Trecho do documento –
+ + + + + + +

A produção e o uso de energia representam cerca de 10% da atividade econômica do Brasil, ou 300 bilhões de reais por ano, envolvendo principalmente gastos com eletricidade e derivados de petróleo. O setor de energia, portanto, é vital para nossa economia. O consumo per capita de energia no país, em particular de eletricidade, é próximo à média mundial, mas ainda é, aproximadamente, metade do observado em países de clima ameno da Europa, como Portugal e Espanha. Por isso, não há dúvida de que esse consumo deverá crescer nas próximas décadas para que o Brasil possa atingir um patamar de desenvolvimento comparável ao dos países europeus. De modo geral, as projeções governamentais indicam que tanto o consumo de eletricidade quanto o de petróleo dobrarão nos próximos 20 anos. Como atender a esse aumento da demanda?

Há duas maneiras de olhar para a questão: pelo lado da oferta e pelo lado do consumo. No Brasil, a ênfase tem sido dada ao aumento da oferta, o que representa um problema, uma vez que o setor enfrenta atualmente uma séria crise devido à falta de planejamento e a políticas equivocadas. Na área de eletricidade, o Brasil tem um potencial de geração hidrelétrica de cerca de 250 milhões de quilowatts, dos quais um terço já está sendo utilizado. A capacidade instalada tem crescido aproximadamente 4 milhões de quilowatts por ano. Do ponto de vista técnico, é possível dobrar o potencial utilizado. O problema é que essa expansão deverá ocorrer na região amazônica, o que gera conflitos de natureza social e ambiental.

A origem dos problemas, contudo, foi o abandono gradual, nas últimas décadas, da construção de reservatórios de água que garantissem a produção de eletricidade nas usinas hidrelétricas em anos de seca. que estão se tornando cada vez mais frequentes. E possível enumerar várias razões para isso. Uma delas é a oposição dos ambientalistas, já que grandes reservatórios inundam áreas habitadas ou cobertas de florestas, criando problemas sociais e ambientais. Isso pode ser verdade em países como a índia, com densidade populacional elevada, mas não é o caso do Brasil. Mesmo quando os impactos são significativos, como ocorre com a usina hidrelétrica de Belo Monte, no Pará, é necessário comparar os custos ambientais e sociais decorrentes dos reservatórios com os benefícios de sua instalação, os quais, em geral, são muito maiores.

+ + + + + + +

Registros com caixas rotuladas
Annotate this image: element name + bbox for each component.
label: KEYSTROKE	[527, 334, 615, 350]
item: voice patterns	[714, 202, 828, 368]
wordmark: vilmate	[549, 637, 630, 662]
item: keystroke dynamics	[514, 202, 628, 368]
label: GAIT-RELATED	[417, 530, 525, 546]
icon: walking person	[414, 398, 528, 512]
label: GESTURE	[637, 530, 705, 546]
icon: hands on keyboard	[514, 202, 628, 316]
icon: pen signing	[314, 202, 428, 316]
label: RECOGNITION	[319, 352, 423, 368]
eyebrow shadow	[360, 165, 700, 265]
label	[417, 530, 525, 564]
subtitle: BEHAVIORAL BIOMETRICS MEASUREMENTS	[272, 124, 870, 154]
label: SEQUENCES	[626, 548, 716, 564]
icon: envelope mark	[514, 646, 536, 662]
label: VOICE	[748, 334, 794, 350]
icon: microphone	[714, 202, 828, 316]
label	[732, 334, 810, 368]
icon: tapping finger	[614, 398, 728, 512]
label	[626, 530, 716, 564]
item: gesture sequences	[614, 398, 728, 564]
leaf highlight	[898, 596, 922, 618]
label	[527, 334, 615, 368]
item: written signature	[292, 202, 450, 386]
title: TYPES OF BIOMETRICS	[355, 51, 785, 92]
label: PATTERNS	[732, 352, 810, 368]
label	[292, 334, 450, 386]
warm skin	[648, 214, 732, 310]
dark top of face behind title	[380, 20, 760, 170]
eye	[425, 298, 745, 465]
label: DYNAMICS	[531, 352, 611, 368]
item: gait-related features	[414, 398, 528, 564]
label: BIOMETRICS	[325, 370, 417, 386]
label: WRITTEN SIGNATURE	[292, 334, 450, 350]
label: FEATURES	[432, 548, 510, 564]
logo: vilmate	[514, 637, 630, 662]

+ + + + + + +

Tarefas a realizar –
a - Segundo o trecho sobre energia no Brasil, qual é o potencial de geração hidrelétrica do país?
b - De acordo com o trecho sobre energia no Brasil, por que o consumo de energia no país deverá crescer nas próximas décadas? Responda em até três frases.

Respostas às tarefas –
a - Cerca de 250 milhões de quilowatts.

b - O consumo per capita de energia no Brasil, em particular de eletricidade, ainda é aproximadamente metade do observado em países europeus de clima ameno, como Portugal e Espanha. Por isso, esse consumo precisa crescer para que o Brasil atinja um patamar de desenvolvimento comparável ao desses países.